-- Start of Data section --

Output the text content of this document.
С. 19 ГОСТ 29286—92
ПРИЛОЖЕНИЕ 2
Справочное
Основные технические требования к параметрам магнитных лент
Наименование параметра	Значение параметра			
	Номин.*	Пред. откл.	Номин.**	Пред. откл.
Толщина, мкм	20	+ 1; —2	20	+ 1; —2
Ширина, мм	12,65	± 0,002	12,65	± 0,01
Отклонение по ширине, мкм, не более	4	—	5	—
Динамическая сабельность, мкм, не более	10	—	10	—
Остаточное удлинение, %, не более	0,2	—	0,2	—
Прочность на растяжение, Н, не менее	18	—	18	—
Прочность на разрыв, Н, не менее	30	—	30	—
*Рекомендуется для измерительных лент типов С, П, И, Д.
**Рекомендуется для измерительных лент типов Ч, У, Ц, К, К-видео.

-- End of Data section --
-- Start of Data section --

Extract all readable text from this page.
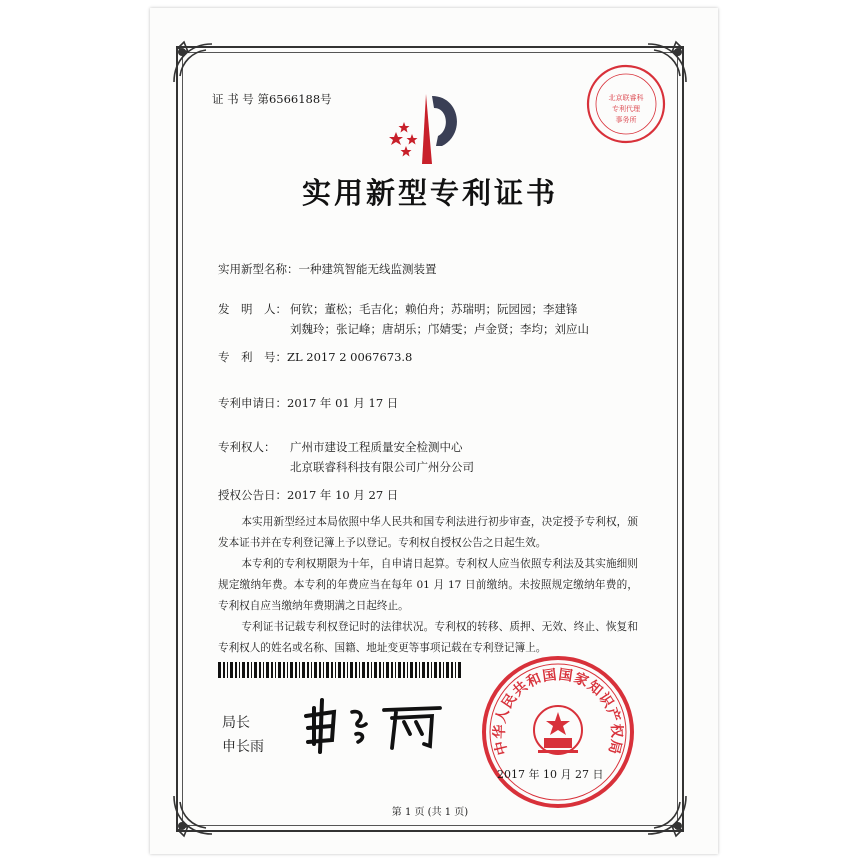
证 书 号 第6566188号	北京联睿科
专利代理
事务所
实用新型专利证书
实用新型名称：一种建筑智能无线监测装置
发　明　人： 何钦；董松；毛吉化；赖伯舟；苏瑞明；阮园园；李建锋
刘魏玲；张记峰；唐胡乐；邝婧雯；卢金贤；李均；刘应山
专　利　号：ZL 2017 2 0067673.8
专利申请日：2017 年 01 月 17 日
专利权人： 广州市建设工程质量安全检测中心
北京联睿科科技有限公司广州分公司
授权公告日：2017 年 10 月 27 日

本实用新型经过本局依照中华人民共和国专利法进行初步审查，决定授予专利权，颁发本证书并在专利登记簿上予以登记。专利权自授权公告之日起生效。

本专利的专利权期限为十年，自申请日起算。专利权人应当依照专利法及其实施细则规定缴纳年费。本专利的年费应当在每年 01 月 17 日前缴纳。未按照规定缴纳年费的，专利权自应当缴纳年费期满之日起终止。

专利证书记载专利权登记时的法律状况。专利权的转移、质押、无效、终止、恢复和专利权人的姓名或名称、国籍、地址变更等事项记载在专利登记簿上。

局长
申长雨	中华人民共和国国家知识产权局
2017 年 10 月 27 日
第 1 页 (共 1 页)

-- End of Data section --
-- Start of Data section --

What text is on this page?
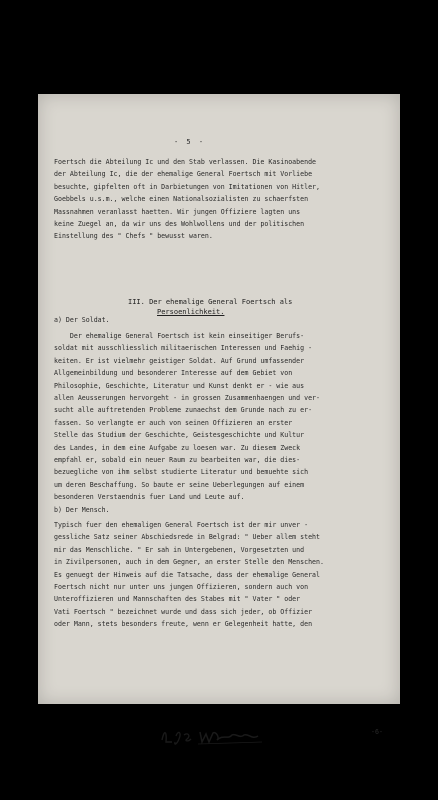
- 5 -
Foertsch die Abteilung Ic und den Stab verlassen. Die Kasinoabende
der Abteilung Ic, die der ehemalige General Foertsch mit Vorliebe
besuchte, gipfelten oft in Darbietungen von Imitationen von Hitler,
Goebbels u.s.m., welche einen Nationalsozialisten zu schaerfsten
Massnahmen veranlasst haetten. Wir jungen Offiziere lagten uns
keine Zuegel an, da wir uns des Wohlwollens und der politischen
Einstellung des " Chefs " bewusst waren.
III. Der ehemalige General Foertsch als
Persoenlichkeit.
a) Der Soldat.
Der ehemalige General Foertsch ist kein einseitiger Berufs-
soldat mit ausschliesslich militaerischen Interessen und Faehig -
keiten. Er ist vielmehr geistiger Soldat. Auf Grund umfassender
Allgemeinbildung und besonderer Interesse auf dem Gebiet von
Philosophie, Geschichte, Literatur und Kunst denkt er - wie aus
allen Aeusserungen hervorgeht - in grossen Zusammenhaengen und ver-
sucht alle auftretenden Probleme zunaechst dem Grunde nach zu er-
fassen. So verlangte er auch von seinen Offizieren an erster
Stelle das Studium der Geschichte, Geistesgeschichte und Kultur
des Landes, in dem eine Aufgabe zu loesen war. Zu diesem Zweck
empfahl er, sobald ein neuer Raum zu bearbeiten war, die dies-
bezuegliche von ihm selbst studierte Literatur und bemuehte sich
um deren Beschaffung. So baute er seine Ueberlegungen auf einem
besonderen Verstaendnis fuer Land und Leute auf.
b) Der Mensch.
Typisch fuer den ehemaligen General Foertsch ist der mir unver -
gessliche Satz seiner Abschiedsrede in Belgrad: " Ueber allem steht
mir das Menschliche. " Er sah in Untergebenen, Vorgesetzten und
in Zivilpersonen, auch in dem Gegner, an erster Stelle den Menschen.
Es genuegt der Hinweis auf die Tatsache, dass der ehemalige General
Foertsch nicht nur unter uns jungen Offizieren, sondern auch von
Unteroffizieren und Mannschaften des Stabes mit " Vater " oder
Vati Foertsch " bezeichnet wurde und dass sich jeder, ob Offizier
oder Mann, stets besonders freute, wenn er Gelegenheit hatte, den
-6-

-- End of Data section --

→ What to do
Looking at the data above, how many lines hold the word "измерительных"? Respond with the number alone.

→ Worked solution
2